Here are some records; return them all exactly.

● **Data provided**
___

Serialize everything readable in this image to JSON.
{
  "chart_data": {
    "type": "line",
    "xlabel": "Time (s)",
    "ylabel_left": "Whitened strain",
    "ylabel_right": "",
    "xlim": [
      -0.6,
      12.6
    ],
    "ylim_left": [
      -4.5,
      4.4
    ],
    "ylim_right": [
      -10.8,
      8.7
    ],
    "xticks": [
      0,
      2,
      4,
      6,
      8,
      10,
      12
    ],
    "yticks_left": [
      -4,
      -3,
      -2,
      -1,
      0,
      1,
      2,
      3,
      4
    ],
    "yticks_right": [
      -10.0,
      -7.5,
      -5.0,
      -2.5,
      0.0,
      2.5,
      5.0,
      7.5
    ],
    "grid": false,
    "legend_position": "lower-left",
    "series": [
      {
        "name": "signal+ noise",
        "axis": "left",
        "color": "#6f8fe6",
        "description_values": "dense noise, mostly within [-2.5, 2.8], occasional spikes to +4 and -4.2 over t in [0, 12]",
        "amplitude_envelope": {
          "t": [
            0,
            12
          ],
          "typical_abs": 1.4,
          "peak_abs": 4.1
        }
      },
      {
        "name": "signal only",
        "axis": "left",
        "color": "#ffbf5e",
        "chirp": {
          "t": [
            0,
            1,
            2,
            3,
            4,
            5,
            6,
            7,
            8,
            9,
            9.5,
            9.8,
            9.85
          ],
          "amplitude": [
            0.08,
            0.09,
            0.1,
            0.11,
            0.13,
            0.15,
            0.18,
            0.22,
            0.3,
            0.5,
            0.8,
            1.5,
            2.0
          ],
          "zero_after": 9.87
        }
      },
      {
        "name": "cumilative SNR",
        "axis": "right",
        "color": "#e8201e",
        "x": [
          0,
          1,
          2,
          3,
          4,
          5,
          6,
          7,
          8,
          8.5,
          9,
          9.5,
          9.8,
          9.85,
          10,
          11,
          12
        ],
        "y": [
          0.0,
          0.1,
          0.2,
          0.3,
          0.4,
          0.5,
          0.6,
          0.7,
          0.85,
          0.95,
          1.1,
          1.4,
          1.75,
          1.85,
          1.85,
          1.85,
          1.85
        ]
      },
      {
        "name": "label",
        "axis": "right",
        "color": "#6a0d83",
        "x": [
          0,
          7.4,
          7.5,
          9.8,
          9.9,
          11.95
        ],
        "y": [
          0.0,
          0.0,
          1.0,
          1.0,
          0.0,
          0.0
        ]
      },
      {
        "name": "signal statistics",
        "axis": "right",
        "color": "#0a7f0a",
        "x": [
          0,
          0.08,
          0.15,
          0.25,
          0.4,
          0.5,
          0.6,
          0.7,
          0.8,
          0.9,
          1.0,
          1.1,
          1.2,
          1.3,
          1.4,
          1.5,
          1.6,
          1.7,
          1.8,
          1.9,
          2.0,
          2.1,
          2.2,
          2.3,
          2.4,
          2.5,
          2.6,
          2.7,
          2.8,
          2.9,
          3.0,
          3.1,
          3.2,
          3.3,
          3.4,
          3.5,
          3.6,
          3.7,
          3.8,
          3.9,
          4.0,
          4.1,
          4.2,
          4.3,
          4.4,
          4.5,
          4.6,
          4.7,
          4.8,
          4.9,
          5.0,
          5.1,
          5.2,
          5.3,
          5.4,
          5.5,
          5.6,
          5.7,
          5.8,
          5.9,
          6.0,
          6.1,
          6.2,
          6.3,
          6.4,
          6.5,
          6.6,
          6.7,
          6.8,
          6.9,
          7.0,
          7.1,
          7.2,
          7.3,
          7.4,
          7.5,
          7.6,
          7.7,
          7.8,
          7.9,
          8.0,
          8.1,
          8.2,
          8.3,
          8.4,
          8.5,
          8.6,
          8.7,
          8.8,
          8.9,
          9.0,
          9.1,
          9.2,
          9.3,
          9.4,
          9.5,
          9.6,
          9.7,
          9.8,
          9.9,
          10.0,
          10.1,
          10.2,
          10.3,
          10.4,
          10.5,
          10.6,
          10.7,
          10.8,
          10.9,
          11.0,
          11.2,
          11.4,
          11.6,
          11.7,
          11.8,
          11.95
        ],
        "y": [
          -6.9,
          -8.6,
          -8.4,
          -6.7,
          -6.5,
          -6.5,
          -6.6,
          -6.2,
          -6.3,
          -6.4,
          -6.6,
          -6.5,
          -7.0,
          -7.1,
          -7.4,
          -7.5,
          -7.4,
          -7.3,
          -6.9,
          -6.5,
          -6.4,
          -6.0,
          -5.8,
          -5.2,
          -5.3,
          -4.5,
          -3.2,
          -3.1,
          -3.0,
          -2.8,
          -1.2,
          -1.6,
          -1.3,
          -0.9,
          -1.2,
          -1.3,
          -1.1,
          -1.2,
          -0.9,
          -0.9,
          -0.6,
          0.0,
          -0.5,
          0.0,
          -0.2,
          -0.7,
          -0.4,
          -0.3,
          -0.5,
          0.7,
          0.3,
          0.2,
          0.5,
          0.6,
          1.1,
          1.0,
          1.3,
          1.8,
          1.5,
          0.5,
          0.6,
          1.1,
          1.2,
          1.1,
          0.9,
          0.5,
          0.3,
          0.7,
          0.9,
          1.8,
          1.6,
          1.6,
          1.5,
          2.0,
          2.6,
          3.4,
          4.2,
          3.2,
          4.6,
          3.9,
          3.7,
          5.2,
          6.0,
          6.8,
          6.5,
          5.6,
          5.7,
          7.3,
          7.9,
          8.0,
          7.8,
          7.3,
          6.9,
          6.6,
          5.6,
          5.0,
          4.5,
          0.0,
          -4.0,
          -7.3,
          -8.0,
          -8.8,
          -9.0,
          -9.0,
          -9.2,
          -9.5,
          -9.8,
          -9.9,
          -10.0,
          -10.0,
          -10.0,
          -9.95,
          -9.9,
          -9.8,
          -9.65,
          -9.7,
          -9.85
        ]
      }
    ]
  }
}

___

● **Solution to this exercise**
Serialize everything readable in this image to JSON.
{
  "chart_data": {
    "type": "line",
    "xlabel": "Time (s)",
    "ylabel_left": "Whitened strain",
    "ylabel_right": "",
    "xlim": [
      -0.6,
      12.6
    ],
    "ylim_left": [
      -4.5,
      4.4
    ],
    "ylim_right": [
      -10.8,
      8.7
    ],
    "xticks": [
      0,
      2,
      4,
      6,
      8,
      10,
      12
    ],
    "yticks_left": [
      -4,
      -3,
      -2,
      -1,
      0,
      1,
      2,
      3,
      4
    ],
    "yticks_right": [
      -10.0,
      -7.5,
      -5.0,
      -2.5,
      0.0,
      2.5,
      5.0,
      7.5
    ],
    "grid": false,
    "legend_position": "lower-left",
    "series": [
      {
        "name": "signal+ noise",
        "axis": "left",
        "color": "#6f8fe6",
        "description_values": "dense noise, mostly within [-2.5, 2.8], occasional spikes to +4 and -4.2 over t in [0, 12]",
        "amplitude_envelope": {
          "t": [
            0,
            12
          ],
          "typical_abs": 1.4,
          "peak_abs": 4.1
        }
      },
      {
        "name": "signal only",
        "axis": "left",
        "color": "#ffbf5e",
        "chirp": {
          "t": [
            0,
            1,
            2,
            3,
            4,
            5,
            6,
            7,
            8,
            9,
            9.5,
            9.8,
            9.85
          ],
          "amplitude": [
            0.08,
            0.09,
            0.1,
            0.11,
            0.13,
            0.15,
            0.18,
            0.22,
            0.3,
            0.5,
            0.8,
            1.5,
            2.0
          ],
          "zero_after": 9.87
        }
      },
      {
        "name": "cumilative SNR",
        "axis": "right",
        "color": "#e8201e",
        "x": [
          0,
          1,
          2,
          3,
          4,
          5,
          6,
          7,
          8,
          8.5,
          9,
          9.5,
          9.8,
          9.85,
          10,
          11,
          12
        ],
        "y": [
          0.0,
          0.1,
          0.2,
          0.3,
          0.4,
          0.5,
          0.6,
          0.7,
          0.85,
          0.95,
          1.1,
          1.4,
          1.75,
          1.85,
          1.85,
          1.85,
          1.85
        ]
      },
      {
        "name": "label",
        "axis": "right",
        "color": "#6a0d83",
        "x": [
          0,
          7.4,
          7.5,
          9.8,
          9.9,
          11.95
        ],
        "y": [
          0.0,
          0.0,
          1.0,
          1.0,
          0.0,
          0.0
        ]
      },
      {
        "name": "signal statistics",
        "axis": "right",
        "color": "#0a7f0a",
        "x": [
          0,
          0.08,
          0.15,
          0.25,
          0.4,
          0.5,
          0.6,
          0.7,
          0.8,
          0.9,
          1.0,
          1.1,
          1.2,
          1.3,
          1.4,
          1.5,
          1.6,
          1.7,
          1.8,
          1.9,
          2.0,
          2.1,
          2.2,
          2.3,
          2.4,
          2.5,
          2.6,
          2.7,
          2.8,
          2.9,
          3.0,
          3.1,
          3.2,
          3.3,
          3.4,
          3.5,
          3.6,
          3.7,
          3.8,
          3.9,
          4.0,
          4.1,
          4.2,
          4.3,
          4.4,
          4.5,
          4.6,
          4.7,
          4.8,
          4.9,
          5.0,
          5.1,
          5.2,
          5.3,
          5.4,
          5.5,
          5.6,
          5.7,
          5.8,
          5.9,
          6.0,
          6.1,
          6.2,
          6.3,
          6.4,
          6.5,
          6.6,
          6.7,
          6.8,
          6.9,
          7.0,
          7.1,
          7.2,
          7.3,
          7.4,
          7.5,
          7.6,
          7.7,
          7.8,
          7.9,
          8.0,
          8.1,
          8.2,
          8.3,
          8.4,
          8.5,
          8.6,
          8.7,
          8.8,
          8.9,
          9.0,
          9.1,
          9.2,
          9.3,
          9.4,
          9.5,
          9.6,
          9.7,
          9.8,
          9.9,
          10.0,
          10.1,
          10.2,
          10.3,
          10.4,
          10.5,
          10.6,
          10.7,
          10.8,
          10.9,
          11.0,
          11.2,
          11.4,
          11.6,
          11.7,
          11.8,
          11.95
        ],
        "y": [
          -6.9,
          -8.6,
          -8.4,
          -6.7,
          -6.5,
          -6.5,
          -6.6,
          -6.2,
          -6.3,
          -6.4,
          -6.6,
          -6.5,
          -7.0,
          -7.1,
          -7.4,
          -7.5,
          -7.4,
          -7.3,
          -6.9,
          -6.5,
          -6.4,
          -6.0,
          -5.8,
          -5.2,
          -5.3,
          -4.5,
          -3.2,
          -3.1,
          -3.0,
          -2.8,
          -1.2,
          -1.6,
          -1.3,
          -0.9,
          -1.2,
          -1.3,
          -1.1,
          -1.2,
          -0.9,
          -0.9,
          -0.6,
          0.0,
          -0.5,
          0.0,
          -0.2,
          -0.7,
          -0.4,
          -0.3,
          -0.5,
          0.7,
          0.3,
          0.2,
          0.5,
          0.6,
          1.1,
          1.0,
          1.3,
          1.8,
          1.5,
          0.5,
          0.6,
          1.1,
          1.2,
          1.1,
          0.9,
          0.5,
          0.3,
          0.7,
          0.9,
          1.8,
          1.6,
          1.6,
          1.5,
          2.0,
          2.6,
          3.4,
          4.2,
          3.2,
          4.6,
          3.9,
          3.7,
          5.2,
          6.0,
          6.8,
          6.5,
          5.6,
          5.7,
          7.3,
          7.9,
          8.0,
          7.8,
          7.3,
          6.9,
          6.6,
          5.6,
          5.0,
          4.5,
          0.0,
          -4.0,
          -7.3,
          -8.0,
          -8.8,
          -9.0,
          -9.0,
          -9.2,
          -9.5,
          -9.8,
          -9.9,
          -10.0,
          -10.0,
          -10.0,
          -9.95,
          -9.9,
          -9.8,
          -9.65,
          -9.7,
          -9.85
        ]
      }
    ]
  }
}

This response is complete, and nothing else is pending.